* [What is being asked] Repeat each record below exactly, dropping the pictures.
• • • • • • •
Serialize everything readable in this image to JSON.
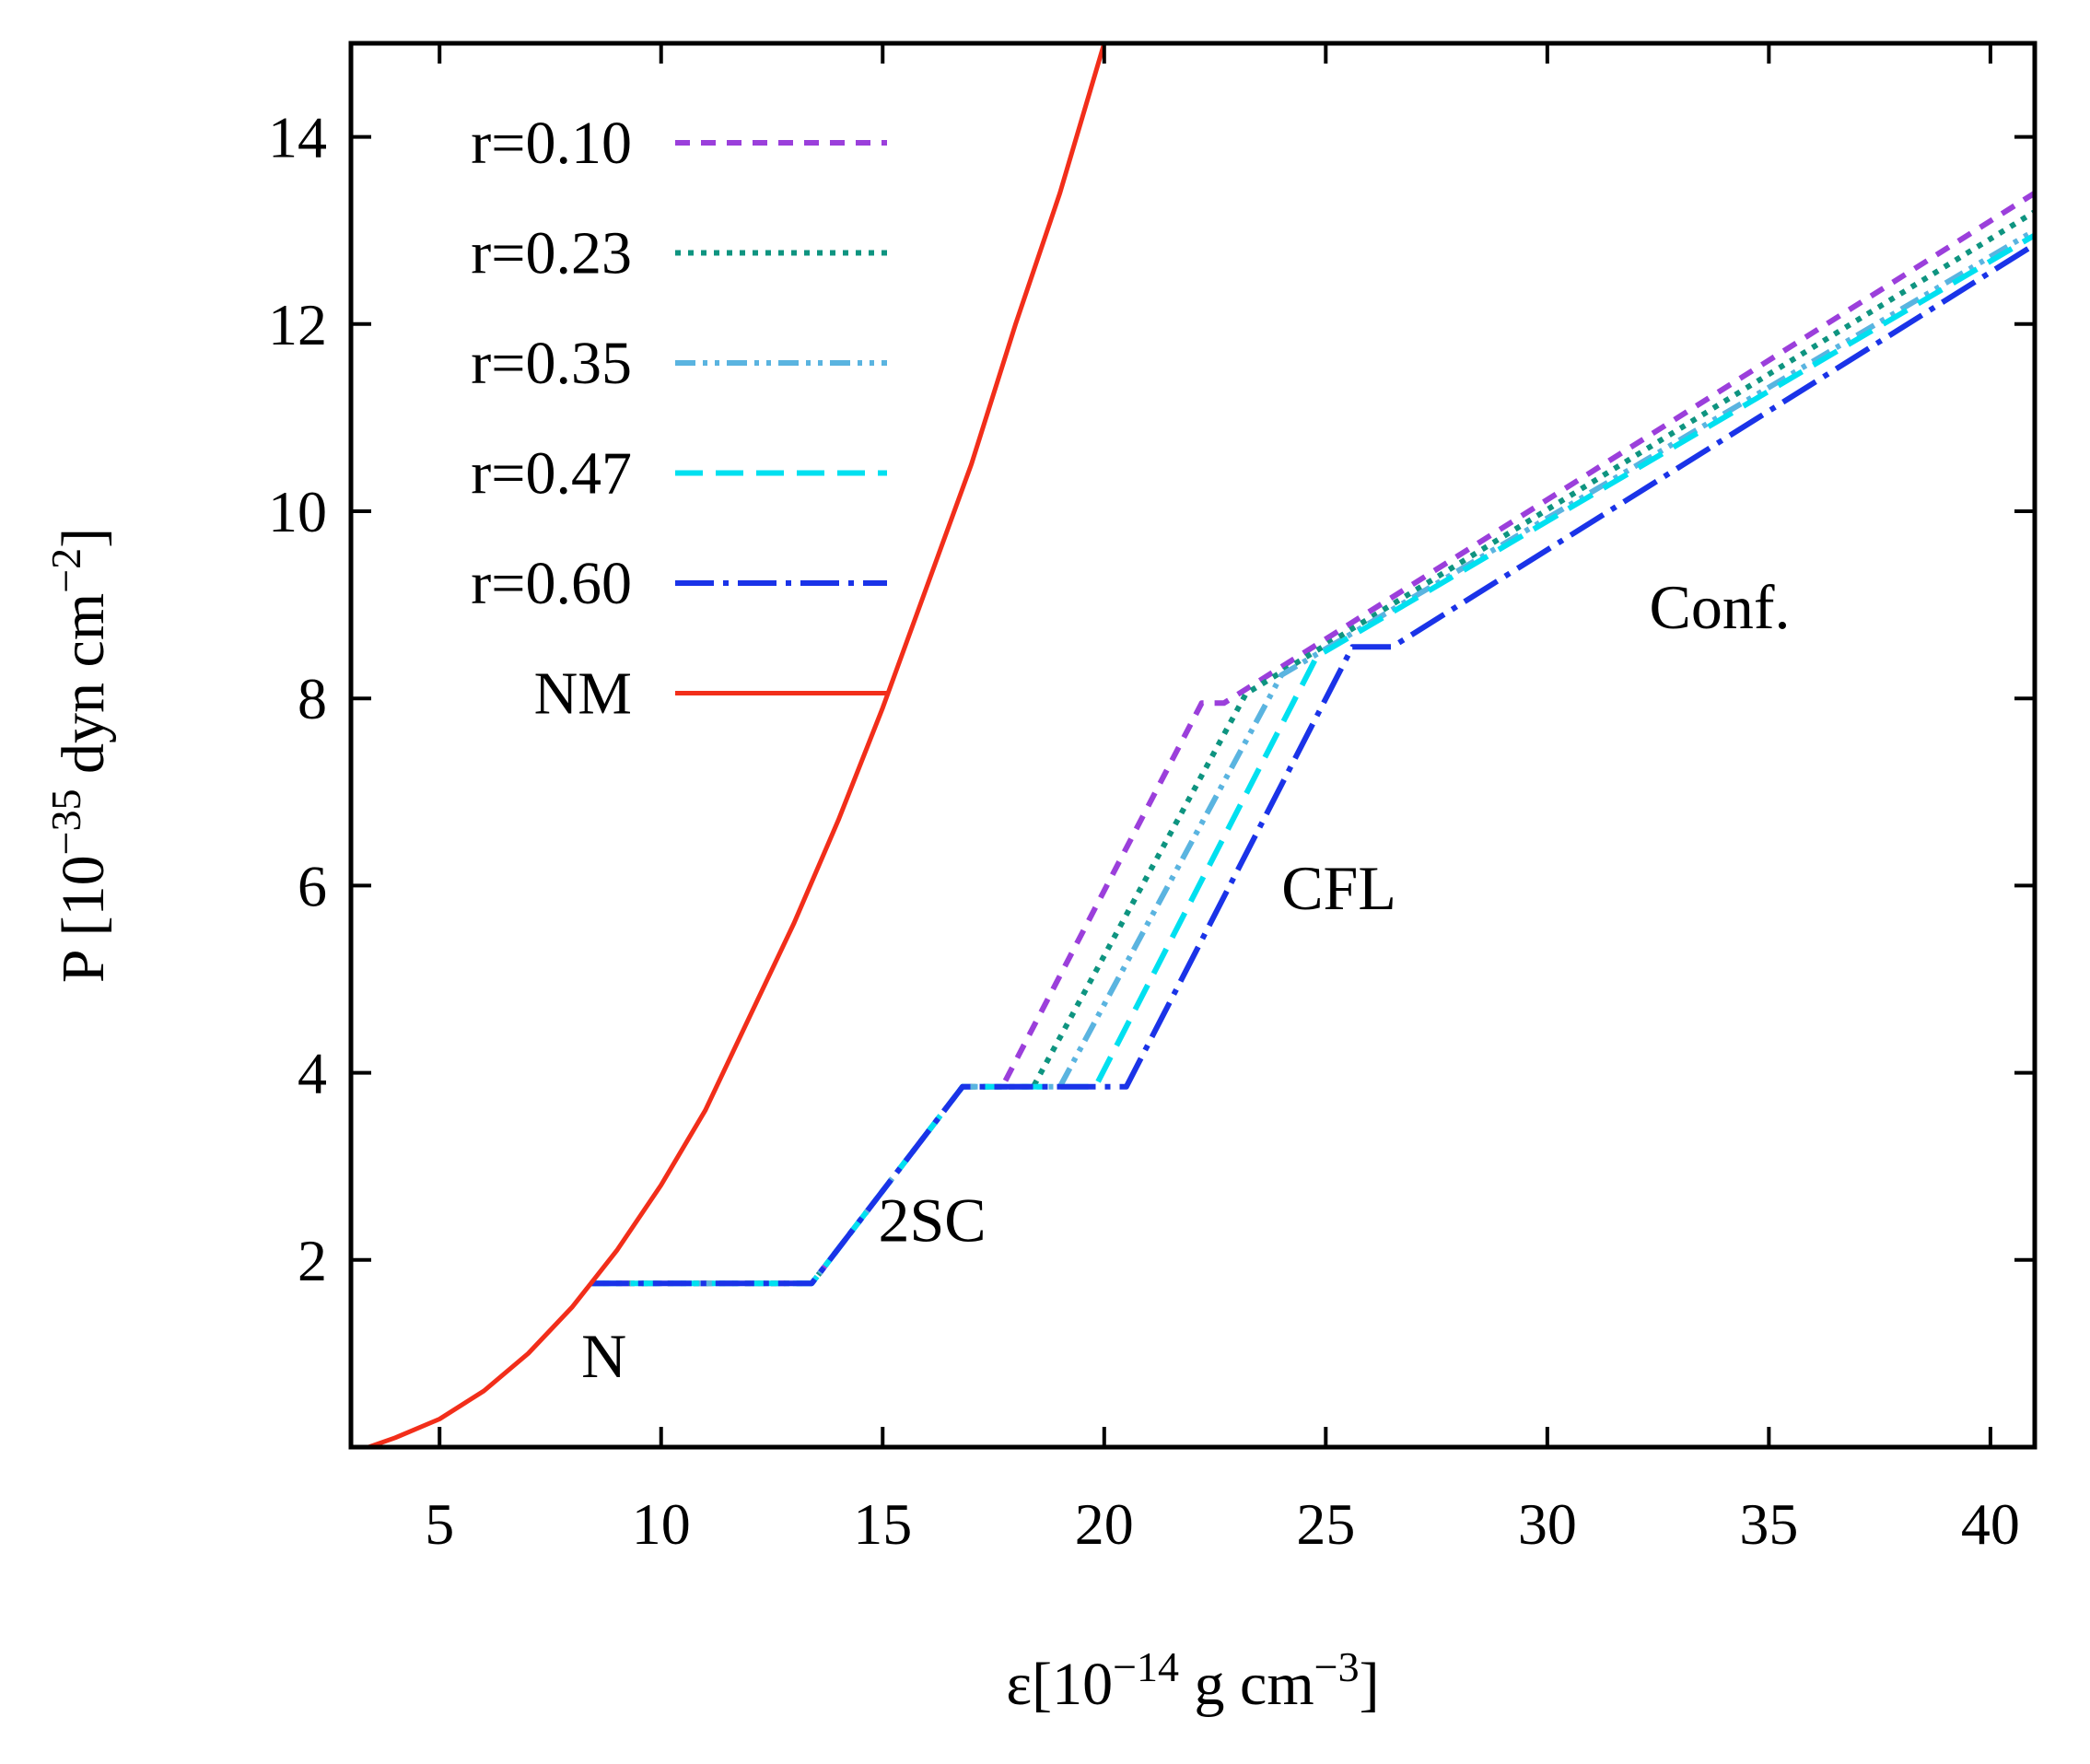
{
  "chart_data": {
    "type": "line",
    "title": "",
    "xlabel": {
      "base": "ε[10",
      "exp1": "−14",
      "mid": " g cm",
      "exp2": "−3",
      "end": "]"
    },
    "ylabel": {
      "base": "P  [10",
      "exp1": "−35",
      "mid": " dyn cm",
      "exp2": "−2",
      "end": "]"
    },
    "xlim": [
      3,
      41
    ],
    "ylim": [
      0,
      15
    ],
    "xticks": [
      5,
      10,
      15,
      20,
      25,
      30,
      35,
      40
    ],
    "yticks": [
      2,
      4,
      6,
      8,
      10,
      12,
      14
    ],
    "grid": false,
    "legend_position": "top-left",
    "series": [
      {
        "name": "r=0.10",
        "color": "#9b3fdb",
        "dash": "dashed-short",
        "points": [
          [
            8.4,
            1.75
          ],
          [
            13.4,
            1.75
          ],
          [
            16.8,
            3.85
          ],
          [
            17.7,
            3.85
          ],
          [
            22.2,
            7.95
          ],
          [
            22.7,
            7.95
          ],
          [
            41,
            13.4
          ]
        ]
      },
      {
        "name": "r=0.23",
        "color": "#0e9480",
        "dash": "dotted",
        "points": [
          [
            8.4,
            1.75
          ],
          [
            13.4,
            1.75
          ],
          [
            16.8,
            3.85
          ],
          [
            18.4,
            3.85
          ],
          [
            23.2,
            8.05
          ],
          [
            41,
            13.2
          ]
        ]
      },
      {
        "name": "r=0.35",
        "color": "#5ab4e0",
        "dash": "dash-dot-dot",
        "points": [
          [
            8.4,
            1.75
          ],
          [
            13.4,
            1.75
          ],
          [
            16.8,
            3.85
          ],
          [
            19.0,
            3.85
          ],
          [
            24.0,
            8.25
          ],
          [
            41,
            13.0
          ]
        ]
      },
      {
        "name": "r=0.47",
        "color": "#00e0f0",
        "dash": "long-dash",
        "points": [
          [
            8.4,
            1.75
          ],
          [
            13.4,
            1.75
          ],
          [
            16.8,
            3.85
          ],
          [
            19.8,
            3.85
          ],
          [
            24.8,
            8.45
          ],
          [
            41,
            12.95
          ]
        ]
      },
      {
        "name": "r=0.60",
        "color": "#1a33e8",
        "dash": "long-dash-dot",
        "points": [
          [
            8.4,
            1.75
          ],
          [
            13.4,
            1.75
          ],
          [
            16.8,
            3.85
          ],
          [
            20.5,
            3.85
          ],
          [
            25.6,
            8.55
          ],
          [
            26.5,
            8.55
          ],
          [
            41,
            12.85
          ]
        ]
      },
      {
        "name": "NM",
        "color": "#f22e1a",
        "dash": "solid",
        "points": [
          [
            3.4,
            0.0
          ],
          [
            4,
            0.1
          ],
          [
            5,
            0.3
          ],
          [
            6,
            0.6
          ],
          [
            7,
            1.0
          ],
          [
            8,
            1.5
          ],
          [
            9,
            2.1
          ],
          [
            10,
            2.8
          ],
          [
            11,
            3.6
          ],
          [
            12,
            4.6
          ],
          [
            13,
            5.6
          ],
          [
            14,
            6.7
          ],
          [
            15,
            7.9
          ],
          [
            16,
            9.2
          ],
          [
            17,
            10.5
          ],
          [
            18,
            12.0
          ],
          [
            19,
            13.4
          ],
          [
            20,
            15.0
          ]
        ]
      }
    ],
    "annotations": [
      {
        "text": "N",
        "x": 8.2,
        "y": 0.75
      },
      {
        "text": "2SC",
        "x": 14.9,
        "y": 2.2
      },
      {
        "text": "CFL",
        "x": 24.0,
        "y": 5.75
      },
      {
        "text": "Conf.",
        "x": 32.3,
        "y": 8.75
      }
    ]
  }
}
• • • • • • •
* [Problem solution]
Serialize everything readable in this image to JSON.
{
  "chart_data": {
    "type": "line",
    "title": "",
    "xlabel": {
      "base": "ε[10",
      "exp1": "−14",
      "mid": " g cm",
      "exp2": "−3",
      "end": "]"
    },
    "ylabel": {
      "base": "P  [10",
      "exp1": "−35",
      "mid": " dyn cm",
      "exp2": "−2",
      "end": "]"
    },
    "xlim": [
      3,
      41
    ],
    "ylim": [
      0,
      15
    ],
    "xticks": [
      5,
      10,
      15,
      20,
      25,
      30,
      35,
      40
    ],
    "yticks": [
      2,
      4,
      6,
      8,
      10,
      12,
      14
    ],
    "grid": false,
    "legend_position": "top-left",
    "series": [
      {
        "name": "r=0.10",
        "color": "#9b3fdb",
        "dash": "dashed-short",
        "points": [
          [
            8.4,
            1.75
          ],
          [
            13.4,
            1.75
          ],
          [
            16.8,
            3.85
          ],
          [
            17.7,
            3.85
          ],
          [
            22.2,
            7.95
          ],
          [
            22.7,
            7.95
          ],
          [
            41,
            13.4
          ]
        ]
      },
      {
        "name": "r=0.23",
        "color": "#0e9480",
        "dash": "dotted",
        "points": [
          [
            8.4,
            1.75
          ],
          [
            13.4,
            1.75
          ],
          [
            16.8,
            3.85
          ],
          [
            18.4,
            3.85
          ],
          [
            23.2,
            8.05
          ],
          [
            41,
            13.2
          ]
        ]
      },
      {
        "name": "r=0.35",
        "color": "#5ab4e0",
        "dash": "dash-dot-dot",
        "points": [
          [
            8.4,
            1.75
          ],
          [
            13.4,
            1.75
          ],
          [
            16.8,
            3.85
          ],
          [
            19.0,
            3.85
          ],
          [
            24.0,
            8.25
          ],
          [
            41,
            13.0
          ]
        ]
      },
      {
        "name": "r=0.47",
        "color": "#00e0f0",
        "dash": "long-dash",
        "points": [
          [
            8.4,
            1.75
          ],
          [
            13.4,
            1.75
          ],
          [
            16.8,
            3.85
          ],
          [
            19.8,
            3.85
          ],
          [
            24.8,
            8.45
          ],
          [
            41,
            12.95
          ]
        ]
      },
      {
        "name": "r=0.60",
        "color": "#1a33e8",
        "dash": "long-dash-dot",
        "points": [
          [
            8.4,
            1.75
          ],
          [
            13.4,
            1.75
          ],
          [
            16.8,
            3.85
          ],
          [
            20.5,
            3.85
          ],
          [
            25.6,
            8.55
          ],
          [
            26.5,
            8.55
          ],
          [
            41,
            12.85
          ]
        ]
      },
      {
        "name": "NM",
        "color": "#f22e1a",
        "dash": "solid",
        "points": [
          [
            3.4,
            0.0
          ],
          [
            4,
            0.1
          ],
          [
            5,
            0.3
          ],
          [
            6,
            0.6
          ],
          [
            7,
            1.0
          ],
          [
            8,
            1.5
          ],
          [
            9,
            2.1
          ],
          [
            10,
            2.8
          ],
          [
            11,
            3.6
          ],
          [
            12,
            4.6
          ],
          [
            13,
            5.6
          ],
          [
            14,
            6.7
          ],
          [
            15,
            7.9
          ],
          [
            16,
            9.2
          ],
          [
            17,
            10.5
          ],
          [
            18,
            12.0
          ],
          [
            19,
            13.4
          ],
          [
            20,
            15.0
          ]
        ]
      }
    ],
    "annotations": [
      {
        "text": "N",
        "x": 8.2,
        "y": 0.75
      },
      {
        "text": "2SC",
        "x": 14.9,
        "y": 2.2
      },
      {
        "text": "CFL",
        "x": 24.0,
        "y": 5.75
      },
      {
        "text": "Conf.",
        "x": 32.3,
        "y": 8.75
      }
    ]
  }
}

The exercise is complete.